WRITTEN TASK:
Repeat the listing in full, exactly as it stands.

------ MATERIAL SUPPLIED

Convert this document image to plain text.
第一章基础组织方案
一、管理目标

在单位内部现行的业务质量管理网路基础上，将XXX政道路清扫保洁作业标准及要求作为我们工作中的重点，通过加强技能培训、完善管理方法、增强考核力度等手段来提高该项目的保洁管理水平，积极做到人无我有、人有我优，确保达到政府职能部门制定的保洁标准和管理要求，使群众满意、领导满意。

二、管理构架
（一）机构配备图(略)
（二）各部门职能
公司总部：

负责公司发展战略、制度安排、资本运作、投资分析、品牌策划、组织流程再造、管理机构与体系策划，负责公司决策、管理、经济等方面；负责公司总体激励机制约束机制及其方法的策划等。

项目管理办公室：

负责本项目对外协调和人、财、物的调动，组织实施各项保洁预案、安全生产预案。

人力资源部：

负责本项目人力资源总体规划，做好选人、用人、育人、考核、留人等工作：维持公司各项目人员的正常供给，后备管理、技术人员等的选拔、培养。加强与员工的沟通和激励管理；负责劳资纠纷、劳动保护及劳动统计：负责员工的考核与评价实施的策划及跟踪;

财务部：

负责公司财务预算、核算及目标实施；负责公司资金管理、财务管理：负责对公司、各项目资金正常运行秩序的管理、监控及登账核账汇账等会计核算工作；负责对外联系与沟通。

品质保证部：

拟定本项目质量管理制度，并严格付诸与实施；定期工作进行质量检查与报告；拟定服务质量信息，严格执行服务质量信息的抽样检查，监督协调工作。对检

------------

ANSWER TO THIS PROBLEM:
Convert this document image to plain text.
第一章基础组织方案
一、管理目标

在单位内部现行的业务质量管理网路基础上，将XXX政道路清扫保洁作业标准及要求作为我们工作中的重点，通过加强技能培训、完善管理方法、增强考核力度等手段来提高该项目的保洁管理水平，积极做到人无我有、人有我优，确保达到政府职能部门制定的保洁标准和管理要求，使群众满意、领导满意。

二、管理构架
（一）机构配备图(略)
（二）各部门职能
公司总部：

负责公司发展战略、制度安排、资本运作、投资分析、品牌策划、组织流程再造、管理机构与体系策划，负责公司决策、管理、经济等方面；负责公司总体激励机制约束机制及其方法的策划等。

项目管理办公室：

负责本项目对外协调和人、财、物的调动，组织实施各项保洁预案、安全生产预案。

人力资源部：

负责本项目人力资源总体规划，做好选人、用人、育人、考核、留人等工作：维持公司各项目人员的正常供给，后备管理、技术人员等的选拔、培养。加强与员工的沟通和激励管理；负责劳资纠纷、劳动保护及劳动统计：负责员工的考核与评价实施的策划及跟踪;

财务部：

负责公司财务预算、核算及目标实施；负责公司资金管理、财务管理：负责对公司、各项目资金正常运行秩序的管理、监控及登账核账汇账等会计核算工作；负责对外联系与沟通。

品质保证部：

拟定本项目质量管理制度，并严格付诸与实施；定期工作进行质量检查与报告；拟定服务质量信息，严格执行服务质量信息的抽样检查，监督协调工作。对检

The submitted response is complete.